» App and web page records:
━━━━━━━━━━━━━━━━━━━━

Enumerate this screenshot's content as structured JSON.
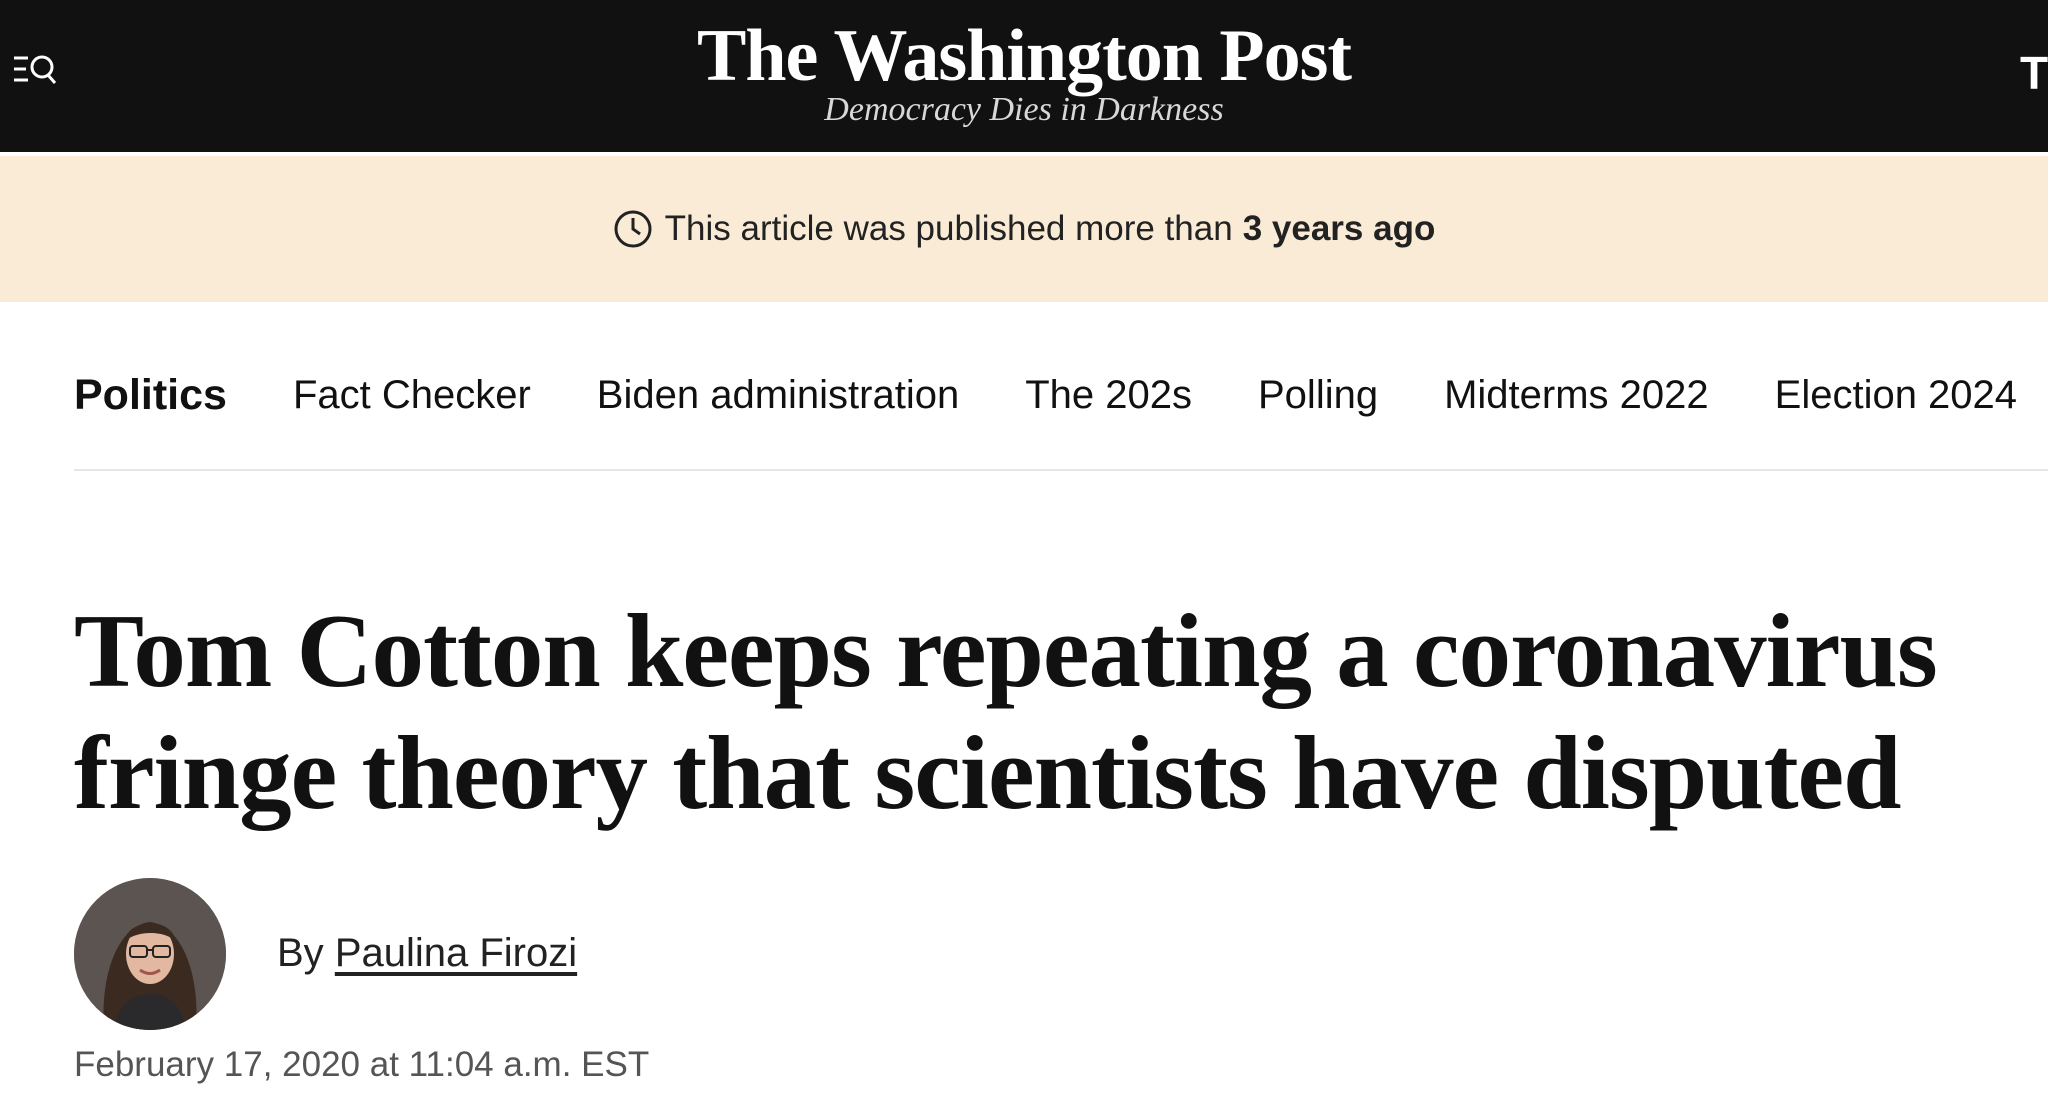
{
  "masthead": {
    "logo": "The Washington Post",
    "tagline": "Democracy Dies in Darkness",
    "right_text": "T",
    "menu_icon": "menu-search-icon"
  },
  "banner": {
    "icon": "clock-icon",
    "text": "This article was published more than",
    "emphasis": "3 years ago",
    "background": "#f9ebd5"
  },
  "subnav": {
    "items": [
      {
        "label": "Politics"
      },
      {
        "label": "Fact Checker"
      },
      {
        "label": "Biden administration"
      },
      {
        "label": "The 202s"
      },
      {
        "label": "Polling"
      },
      {
        "label": "Midterms 2022"
      },
      {
        "label": "Election 2024"
      }
    ]
  },
  "article": {
    "headline": "Tom Cotton keeps repeating a coronavirus fringe theory that scientists have disputed",
    "byline_prefix": "By",
    "author": "Paulina Firozi",
    "timestamp": "February 17, 2020 at 11:04 a.m. EST"
  },
  "colors": {
    "masthead_bg": "#111111",
    "banner_bg": "#f9ebd5",
    "text": "#111111",
    "muted": "#555555"
  }
}
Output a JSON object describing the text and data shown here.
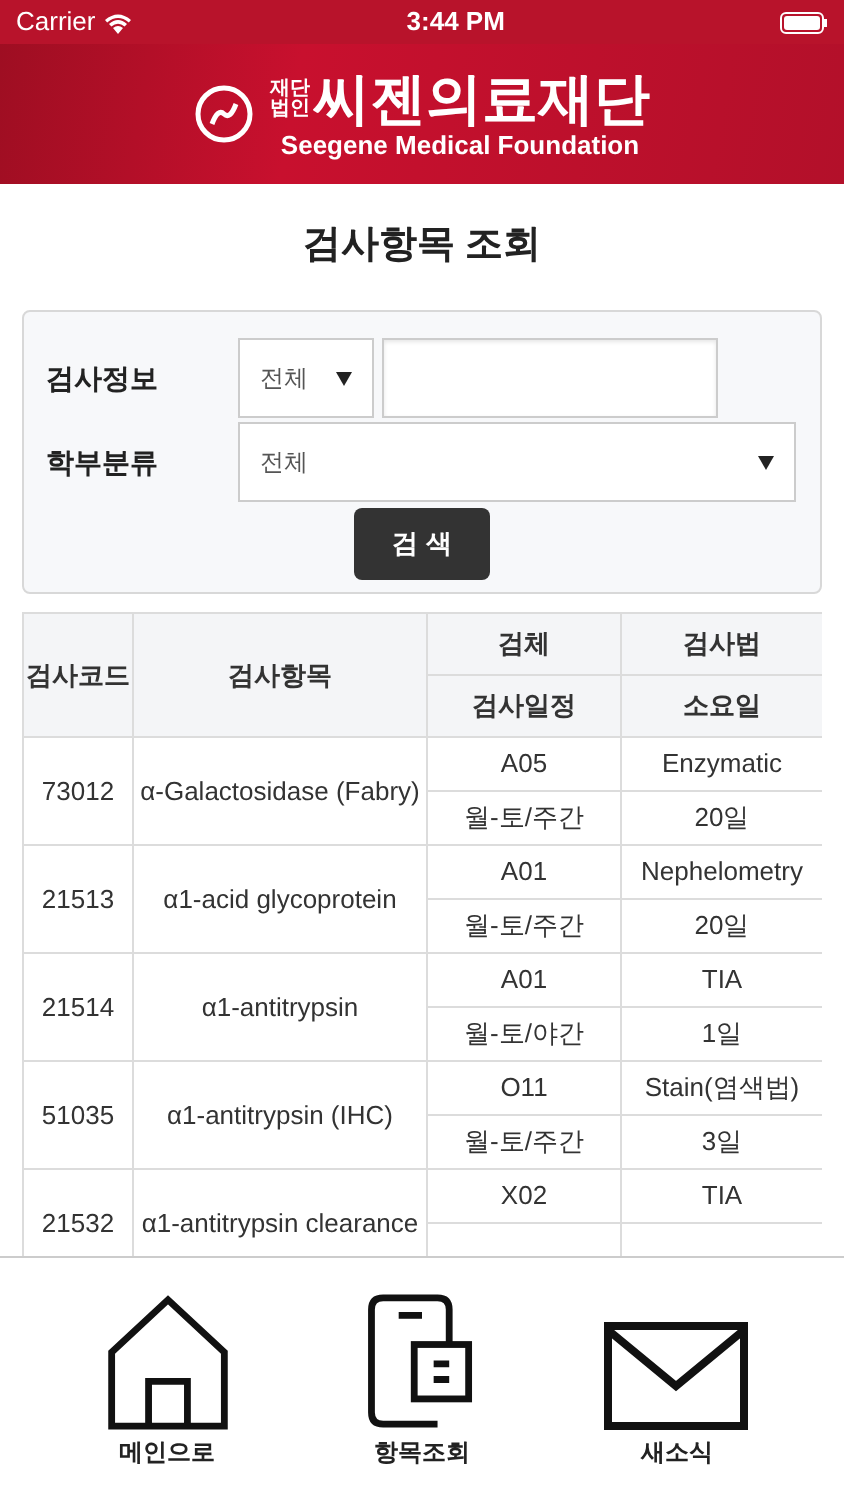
{
  "status_bar": {
    "carrier": "Carrier",
    "time": "3:44 PM"
  },
  "header": {
    "logo_prefix_top": "재단",
    "logo_prefix_bottom": "법인",
    "logo_name": "씨젠의료재단",
    "logo_english": "Seegene Medical Foundation"
  },
  "page_title": "검사항목 조회",
  "search_form": {
    "rows": [
      {
        "label": "검사정보",
        "kind": "select-input",
        "select_value": "전체"
      },
      {
        "label": "학부분류",
        "kind": "select",
        "select_value": "전체"
      }
    ],
    "button": "검 색"
  },
  "table": {
    "header_top": [
      "검사코드",
      "검사항목",
      "검체",
      "검사법"
    ],
    "header_bottom": [
      "검사일정",
      "소요일"
    ],
    "rows": [
      {
        "code": "73012",
        "item": "α-Galactosidase (Fabry)",
        "specimen": "A05",
        "method": "Enzymatic",
        "schedule": "월-토/주간",
        "days": "20일"
      },
      {
        "code": "21513",
        "item": "α1-acid glycoprotein",
        "specimen": "A01",
        "method": "Nephelometry",
        "schedule": "월-토/주간",
        "days": "20일"
      },
      {
        "code": "21514",
        "item": "α1-antitrypsin",
        "specimen": "A01",
        "method": "TIA",
        "schedule": "월-토/야간",
        "days": "1일"
      },
      {
        "code": "51035",
        "item": "α1-antitrypsin (IHC)",
        "specimen": "O11",
        "method": "Stain(염색법)",
        "schedule": "월-토/주간",
        "days": "3일"
      },
      {
        "code": "21532",
        "item": "α1-antitrypsin clearance",
        "specimen": "X02",
        "method": "TIA"
      }
    ]
  },
  "tab_bar": [
    {
      "label": "메인으로",
      "kind": "home"
    },
    {
      "label": "항목조회",
      "kind": "phone"
    },
    {
      "label": "새소식",
      "kind": "mail"
    }
  ]
}
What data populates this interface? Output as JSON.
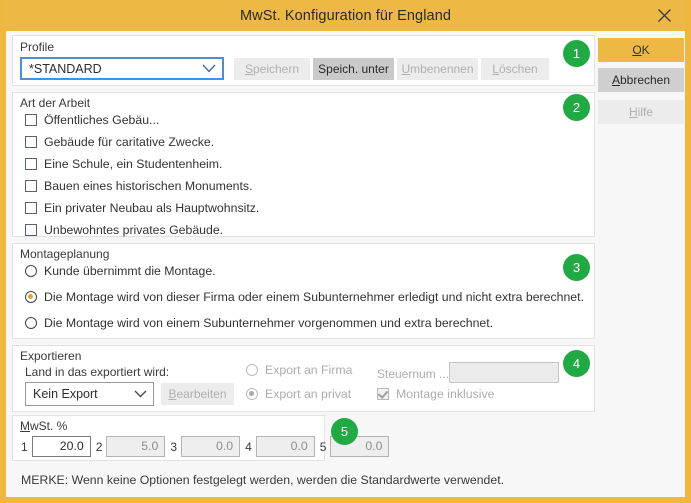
{
  "window": {
    "title": "MwSt. Konfiguration für England",
    "close_icon": "close-icon",
    "accent_color": "#eeb845",
    "badge_color": "#21a944"
  },
  "profile": {
    "legend": "Profile",
    "combo_value": "*STANDARD",
    "buttons": [
      {
        "label": "Speichern",
        "state": "disabled"
      },
      {
        "label": "Speich. unter",
        "state": "active"
      },
      {
        "label": "Umbenennen",
        "state": "disabled"
      },
      {
        "label": "Löschen",
        "state": "disabled"
      }
    ],
    "badge": "1"
  },
  "work_type": {
    "legend": "Art der Arbeit",
    "badge": "2",
    "items": [
      {
        "label": "Öffentliches Gebäu...",
        "checked": false
      },
      {
        "label": "Gebäude für caritative Zwecke.",
        "checked": false
      },
      {
        "label": "Eine Schule, ein Studentenheim.",
        "checked": false
      },
      {
        "label": "Bauen eines historischen Monuments.",
        "checked": false
      },
      {
        "label": "Ein privater Neubau als Hauptwohnsitz.",
        "checked": false
      },
      {
        "label": "Unbewohntes privates Gebäude.",
        "checked": false
      }
    ]
  },
  "assembly": {
    "legend": "Montageplanung",
    "badge": "3",
    "options": [
      {
        "label": "Kunde übernimmt die Montage.",
        "selected": false
      },
      {
        "label": "Die Montage wird von dieser Firma oder einem Subunternehmer erledigt und nicht extra berechnet.",
        "selected": true
      },
      {
        "label": "Die Montage wird von einem Subunternehmer vorgenommen und extra berechnet.",
        "selected": false
      }
    ]
  },
  "export": {
    "legend": "Exportieren",
    "badge": "4",
    "country_label": "Land in das exportiert wird:",
    "country_value": "Kein Export",
    "edit_button": "Bearbeiten",
    "radios": [
      {
        "label": "Export an Firma",
        "selected": false
      },
      {
        "label": "Export an privat",
        "selected": true
      }
    ],
    "tax_label": "Steuernum ...",
    "tax_value": "",
    "assembly_included_label": "Montage inklusive",
    "assembly_included_checked": true
  },
  "vat": {
    "legend": "MwSt. %",
    "badge": "5",
    "fields": [
      {
        "index": "1",
        "value": "20.0",
        "enabled": true
      },
      {
        "index": "2",
        "value": "5.0",
        "enabled": false
      },
      {
        "index": "3",
        "value": "0.0",
        "enabled": false
      },
      {
        "index": "4",
        "value": "0.0",
        "enabled": false
      },
      {
        "index": "5",
        "value": "0.0",
        "enabled": false
      }
    ]
  },
  "note": "MERKE: Wenn keine Optionen festgelegt werden, werden die Standardwerte verwendet.",
  "actions": [
    {
      "label": "OK",
      "style": "primary",
      "accel": "O"
    },
    {
      "label": "Abbrechen",
      "style": "normal",
      "accel": "A"
    },
    {
      "label": "Hilfe",
      "style": "disabled",
      "accel": "H"
    }
  ]
}
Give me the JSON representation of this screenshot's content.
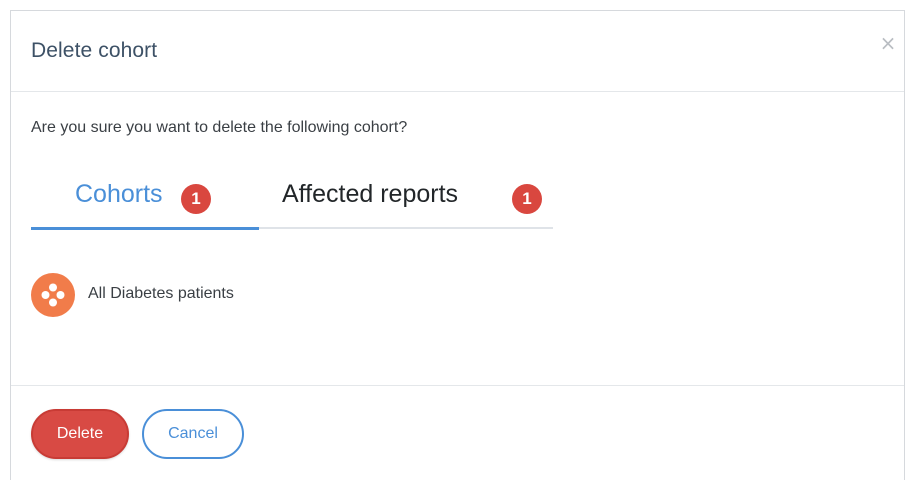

━━━━━━━━━━━━━━━━━━━━

» Problem details: Write out the data again word for word, minus any images.

» Expected answer:
Enumerate this screenshot's content as structured JSON.
{
  "masthead": {
    "logo": "The Washington Post",
    "tagline": "Democracy Dies in Darkness",
    "right_text": "T",
    "menu_icon": "menu-search-icon"
  },
  "banner": {
    "icon": "clock-icon",
    "text": "This article was published more than",
    "emphasis": "3 years ago",
    "background": "#f9ebd5"
  },
  "subnav": {
    "items": [
      {
        "label": "Politics"
      },
      {
        "label": "Fact Checker"
      },
      {
        "label": "Biden administration"
      },
      {
        "label": "The 202s"
      },
      {
        "label": "Polling"
      },
      {
        "label": "Midterms 2022"
      },
      {
        "label": "Election 2024"
      }
    ]
  },
  "article": {
    "headline": "Tom Cotton keeps repeating a coronavirus fringe theory that scientists have disputed",
    "byline_prefix": "By",
    "author": "Paulina Firozi",
    "timestamp": "February 17, 2020 at 11:04 a.m. EST"
  },
  "colors": {
    "masthead_bg": "#111111",
    "banner_bg": "#f9ebd5",
    "text": "#111111",
    "muted": "#555555"
  }
}
Output a JSON object describing the text and data shown here.
{
  "status_bar": {
    "carrier": "Carrier",
    "time": "3:44 PM"
  },
  "header": {
    "logo_prefix_top": "재단",
    "logo_prefix_bottom": "법인",
    "logo_name": "씨젠의료재단",
    "logo_english": "Seegene Medical Foundation"
  },
  "page_title": "검사항목 조회",
  "search_form": {
    "rows": [
      {
        "label": "검사정보",
        "kind": "select-input",
        "select_value": "전체"
      },
      {
        "label": "학부분류",
        "kind": "select",
        "select_value": "전체"
      }
    ],
    "button": "검 색"
  },
  "table": {
    "header_top": [
      "검사코드",
      "검사항목",
      "검체",
      "검사법"
    ],
    "header_bottom": [
      "검사일정",
      "소요일"
    ],
    "rows": [
      {
        "code": "73012",
        "item": "α-Galactosidase (Fabry)",
        "specimen": "A05",
        "method": "Enzymatic",
        "schedule": "월-토/주간",
        "days": "20일"
      },
      {
        "code": "21513",
        "item": "α1-acid glycoprotein",
        "specimen": "A01",
        "method": "Nephelometry",
        "schedule": "월-토/주간",
        "days": "20일"
      },
      {
        "code": "21514",
        "item": "α1-antitrypsin",
        "specimen": "A01",
        "method": "TIA",
        "schedule": "월-토/야간",
        "days": "1일"
      },
      {
        "code": "51035",
        "item": "α1-antitrypsin (IHC)",
        "specimen": "O11",
        "method": "Stain(염색법)",
        "schedule": "월-토/주간",
        "days": "3일"
      },
      {
        "code": "21532",
        "item": "α1-antitrypsin clearance",
        "specimen": "X02",
        "method": "TIA"
      }
    ]
  },
  "tab_bar": [
    {
      "label": "메인으로",
      "kind": "home"
    },
    {
      "label": "항목조회",
      "kind": "phone"
    },
    {
      "label": "새소식",
      "kind": "mail"
    }
  ]
}
What data populates this interface? Output as JSON.
{
  "window": {
    "title": "MwSt. Konfiguration für England",
    "close_icon": "close-icon",
    "accent_color": "#eeb845",
    "badge_color": "#21a944"
  },
  "profile": {
    "legend": "Profile",
    "combo_value": "*STANDARD",
    "buttons": [
      {
        "label": "Speichern",
        "state": "disabled"
      },
      {
        "label": "Speich. unter",
        "state": "active"
      },
      {
        "label": "Umbenennen",
        "state": "disabled"
      },
      {
        "label": "Löschen",
        "state": "disabled"
      }
    ],
    "badge": "1"
  },
  "work_type": {
    "legend": "Art der Arbeit",
    "badge": "2",
    "items": [
      {
        "label": "Öffentliches Gebäu...",
        "checked": false
      },
      {
        "label": "Gebäude für caritative Zwecke.",
        "checked": false
      },
      {
        "label": "Eine Schule, ein Studentenheim.",
        "checked": false
      },
      {
        "label": "Bauen eines historischen Monuments.",
        "checked": false
      },
      {
        "label": "Ein privater Neubau als Hauptwohnsitz.",
        "checked": false
      },
      {
        "label": "Unbewohntes privates Gebäude.",
        "checked": false
      }
    ]
  },
  "assembly": {
    "legend": "Montageplanung",
    "badge": "3",
    "options": [
      {
        "label": "Kunde übernimmt die Montage.",
        "selected": false
      },
      {
        "label": "Die Montage wird von dieser Firma oder einem Subunternehmer erledigt und nicht extra berechnet.",
        "selected": true
      },
      {
        "label": "Die Montage wird von einem Subunternehmer vorgenommen und extra berechnet.",
        "selected": false
      }
    ]
  },
  "export": {
    "legend": "Exportieren",
    "badge": "4",
    "country_label": "Land in das exportiert wird:",
    "country_value": "Kein Export",
    "edit_button": "Bearbeiten",
    "radios": [
      {
        "label": "Export an Firma",
        "selected": false
      },
      {
        "label": "Export an privat",
        "selected": true
      }
    ],
    "tax_label": "Steuernum ...",
    "tax_value": "",
    "assembly_included_label": "Montage inklusive",
    "assembly_included_checked": true
  },
  "vat": {
    "legend": "MwSt. %",
    "badge": "5",
    "fields": [
      {
        "index": "1",
        "value": "20.0",
        "enabled": true
      },
      {
        "index": "2",
        "value": "5.0",
        "enabled": false
      },
      {
        "index": "3",
        "value": "0.0",
        "enabled": false
      },
      {
        "index": "4",
        "value": "0.0",
        "enabled": false
      },
      {
        "index": "5",
        "value": "0.0",
        "enabled": false
      }
    ]
  },
  "note": "MERKE: Wenn keine Optionen festgelegt werden, werden die Standardwerte verwendet.",
  "actions": [
    {
      "label": "OK",
      "style": "primary",
      "accel": "O"
    },
    {
      "label": "Abbrechen",
      "style": "normal",
      "accel": "A"
    },
    {
      "label": "Hilfe",
      "style": "disabled",
      "accel": "H"
    }
  ]
}
Give me the JSON representation of this screenshot's content.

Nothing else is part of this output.